Raw records
◆ ◆ ◆ ◆
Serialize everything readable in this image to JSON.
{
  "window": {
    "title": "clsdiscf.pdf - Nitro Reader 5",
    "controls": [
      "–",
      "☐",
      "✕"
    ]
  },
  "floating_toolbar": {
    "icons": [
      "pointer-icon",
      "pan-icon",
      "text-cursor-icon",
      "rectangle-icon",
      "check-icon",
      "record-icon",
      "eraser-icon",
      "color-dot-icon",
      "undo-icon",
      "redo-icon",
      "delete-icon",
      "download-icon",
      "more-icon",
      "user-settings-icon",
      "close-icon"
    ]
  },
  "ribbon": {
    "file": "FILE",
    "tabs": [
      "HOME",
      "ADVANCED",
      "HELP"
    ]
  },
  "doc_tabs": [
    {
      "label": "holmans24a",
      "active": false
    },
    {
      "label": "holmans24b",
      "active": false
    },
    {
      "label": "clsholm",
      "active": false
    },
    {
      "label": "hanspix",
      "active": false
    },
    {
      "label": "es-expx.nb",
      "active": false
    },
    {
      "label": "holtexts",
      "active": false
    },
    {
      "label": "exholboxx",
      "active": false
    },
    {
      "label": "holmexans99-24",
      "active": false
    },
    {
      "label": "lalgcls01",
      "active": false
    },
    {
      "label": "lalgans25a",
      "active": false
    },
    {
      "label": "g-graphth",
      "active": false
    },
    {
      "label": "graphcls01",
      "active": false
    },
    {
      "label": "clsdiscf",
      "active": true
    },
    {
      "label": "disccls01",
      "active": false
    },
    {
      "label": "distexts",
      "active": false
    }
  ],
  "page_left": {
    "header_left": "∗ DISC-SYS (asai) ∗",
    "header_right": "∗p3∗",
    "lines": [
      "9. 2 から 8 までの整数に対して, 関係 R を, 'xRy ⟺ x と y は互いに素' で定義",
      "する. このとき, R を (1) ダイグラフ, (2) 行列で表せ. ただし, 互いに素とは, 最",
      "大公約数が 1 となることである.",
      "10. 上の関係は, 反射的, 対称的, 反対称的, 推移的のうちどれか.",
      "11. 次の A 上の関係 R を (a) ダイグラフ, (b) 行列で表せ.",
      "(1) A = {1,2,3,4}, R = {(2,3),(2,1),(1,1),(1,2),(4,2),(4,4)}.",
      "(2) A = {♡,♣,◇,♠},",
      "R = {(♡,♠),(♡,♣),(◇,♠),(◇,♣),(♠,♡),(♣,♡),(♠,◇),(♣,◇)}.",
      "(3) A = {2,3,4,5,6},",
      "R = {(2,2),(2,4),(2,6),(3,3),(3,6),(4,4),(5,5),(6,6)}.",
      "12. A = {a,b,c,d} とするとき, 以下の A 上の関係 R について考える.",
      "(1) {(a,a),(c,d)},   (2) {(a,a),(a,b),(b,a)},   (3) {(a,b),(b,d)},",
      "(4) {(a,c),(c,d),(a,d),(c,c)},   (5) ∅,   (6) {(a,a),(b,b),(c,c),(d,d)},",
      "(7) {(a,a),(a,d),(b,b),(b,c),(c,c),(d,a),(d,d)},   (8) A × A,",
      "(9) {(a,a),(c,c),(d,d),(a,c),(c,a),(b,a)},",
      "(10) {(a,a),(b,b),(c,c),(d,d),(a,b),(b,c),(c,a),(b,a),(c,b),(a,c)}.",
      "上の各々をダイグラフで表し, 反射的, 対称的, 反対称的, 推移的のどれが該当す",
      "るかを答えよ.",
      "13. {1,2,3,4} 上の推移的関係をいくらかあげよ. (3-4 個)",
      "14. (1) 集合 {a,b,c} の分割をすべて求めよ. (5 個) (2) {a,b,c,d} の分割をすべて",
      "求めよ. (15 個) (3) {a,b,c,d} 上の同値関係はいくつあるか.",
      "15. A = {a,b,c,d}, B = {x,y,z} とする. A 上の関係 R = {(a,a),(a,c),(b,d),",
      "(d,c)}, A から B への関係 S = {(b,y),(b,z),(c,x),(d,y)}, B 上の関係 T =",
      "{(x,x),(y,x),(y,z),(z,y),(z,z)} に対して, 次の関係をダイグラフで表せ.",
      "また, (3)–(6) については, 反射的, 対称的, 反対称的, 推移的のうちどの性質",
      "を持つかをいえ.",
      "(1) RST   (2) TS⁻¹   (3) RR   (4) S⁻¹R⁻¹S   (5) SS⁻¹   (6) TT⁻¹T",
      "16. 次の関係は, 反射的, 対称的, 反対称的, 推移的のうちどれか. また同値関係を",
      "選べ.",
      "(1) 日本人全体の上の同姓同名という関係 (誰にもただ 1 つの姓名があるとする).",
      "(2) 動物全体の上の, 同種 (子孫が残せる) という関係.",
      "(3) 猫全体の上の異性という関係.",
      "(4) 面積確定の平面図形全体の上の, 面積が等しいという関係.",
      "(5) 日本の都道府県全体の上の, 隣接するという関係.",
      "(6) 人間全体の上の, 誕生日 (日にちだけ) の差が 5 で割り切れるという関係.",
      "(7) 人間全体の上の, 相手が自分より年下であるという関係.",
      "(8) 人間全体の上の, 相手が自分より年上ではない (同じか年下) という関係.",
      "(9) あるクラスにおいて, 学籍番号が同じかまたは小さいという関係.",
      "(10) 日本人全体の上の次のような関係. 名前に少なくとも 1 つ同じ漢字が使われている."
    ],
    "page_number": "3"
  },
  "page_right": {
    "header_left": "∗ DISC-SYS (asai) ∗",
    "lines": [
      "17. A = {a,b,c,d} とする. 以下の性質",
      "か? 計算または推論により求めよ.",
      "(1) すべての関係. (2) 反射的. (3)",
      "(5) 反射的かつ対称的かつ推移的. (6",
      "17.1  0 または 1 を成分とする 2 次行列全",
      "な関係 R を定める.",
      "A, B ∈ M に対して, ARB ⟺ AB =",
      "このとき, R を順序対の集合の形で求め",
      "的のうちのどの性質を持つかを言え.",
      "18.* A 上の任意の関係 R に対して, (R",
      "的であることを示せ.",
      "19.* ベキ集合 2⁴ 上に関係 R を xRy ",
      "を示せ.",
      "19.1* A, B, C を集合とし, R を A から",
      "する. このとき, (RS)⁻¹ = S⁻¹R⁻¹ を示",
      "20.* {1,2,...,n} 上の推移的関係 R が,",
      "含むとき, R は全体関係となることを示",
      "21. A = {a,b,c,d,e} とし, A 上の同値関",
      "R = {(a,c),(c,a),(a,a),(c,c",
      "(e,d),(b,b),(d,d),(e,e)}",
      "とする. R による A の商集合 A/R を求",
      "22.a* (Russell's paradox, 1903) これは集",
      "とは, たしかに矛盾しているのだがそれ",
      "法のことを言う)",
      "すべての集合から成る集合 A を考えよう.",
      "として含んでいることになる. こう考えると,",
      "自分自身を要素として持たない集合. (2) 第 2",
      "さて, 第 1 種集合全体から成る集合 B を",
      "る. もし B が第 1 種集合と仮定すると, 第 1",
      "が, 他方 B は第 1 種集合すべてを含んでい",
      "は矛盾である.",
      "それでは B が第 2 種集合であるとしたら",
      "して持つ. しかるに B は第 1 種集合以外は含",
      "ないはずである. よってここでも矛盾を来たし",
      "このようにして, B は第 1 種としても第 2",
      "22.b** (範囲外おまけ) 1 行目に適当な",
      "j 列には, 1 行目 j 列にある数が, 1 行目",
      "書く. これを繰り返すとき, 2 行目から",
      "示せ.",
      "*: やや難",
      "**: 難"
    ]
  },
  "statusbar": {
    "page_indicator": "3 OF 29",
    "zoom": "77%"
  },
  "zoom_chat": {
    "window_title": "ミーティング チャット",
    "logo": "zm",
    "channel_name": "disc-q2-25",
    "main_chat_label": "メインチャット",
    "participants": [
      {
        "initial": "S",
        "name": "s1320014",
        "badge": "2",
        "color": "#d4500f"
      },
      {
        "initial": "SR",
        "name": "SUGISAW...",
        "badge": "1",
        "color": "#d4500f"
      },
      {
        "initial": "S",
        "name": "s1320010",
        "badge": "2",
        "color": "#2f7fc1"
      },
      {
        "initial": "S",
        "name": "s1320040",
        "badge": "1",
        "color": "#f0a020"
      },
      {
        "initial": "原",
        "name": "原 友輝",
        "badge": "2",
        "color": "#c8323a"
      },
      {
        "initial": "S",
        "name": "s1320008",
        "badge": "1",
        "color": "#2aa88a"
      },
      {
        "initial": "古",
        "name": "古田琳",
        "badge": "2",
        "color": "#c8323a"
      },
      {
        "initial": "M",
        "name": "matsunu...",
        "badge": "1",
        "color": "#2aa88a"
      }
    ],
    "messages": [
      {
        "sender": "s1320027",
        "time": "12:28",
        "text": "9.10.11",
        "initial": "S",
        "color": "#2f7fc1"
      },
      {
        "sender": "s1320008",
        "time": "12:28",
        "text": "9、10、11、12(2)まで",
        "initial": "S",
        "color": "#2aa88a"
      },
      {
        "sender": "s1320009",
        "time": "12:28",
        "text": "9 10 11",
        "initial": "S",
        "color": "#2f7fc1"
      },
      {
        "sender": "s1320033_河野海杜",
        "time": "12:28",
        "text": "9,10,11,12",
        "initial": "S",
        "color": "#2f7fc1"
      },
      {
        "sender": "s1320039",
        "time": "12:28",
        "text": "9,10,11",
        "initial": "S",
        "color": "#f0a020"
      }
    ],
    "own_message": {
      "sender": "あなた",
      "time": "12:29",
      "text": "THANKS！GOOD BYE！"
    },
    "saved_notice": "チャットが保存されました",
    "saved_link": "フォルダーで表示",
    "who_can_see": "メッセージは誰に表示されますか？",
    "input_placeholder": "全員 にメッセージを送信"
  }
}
◆ ◆ ◆ ◆
Using the listing above, pick out each line that contains the word "clsdiscf", then copy it.

» **EXPECTED ANSWER**:
    "title": "clsdiscf.pdf - Nitro Reader 5",
      "label": "clsdiscf",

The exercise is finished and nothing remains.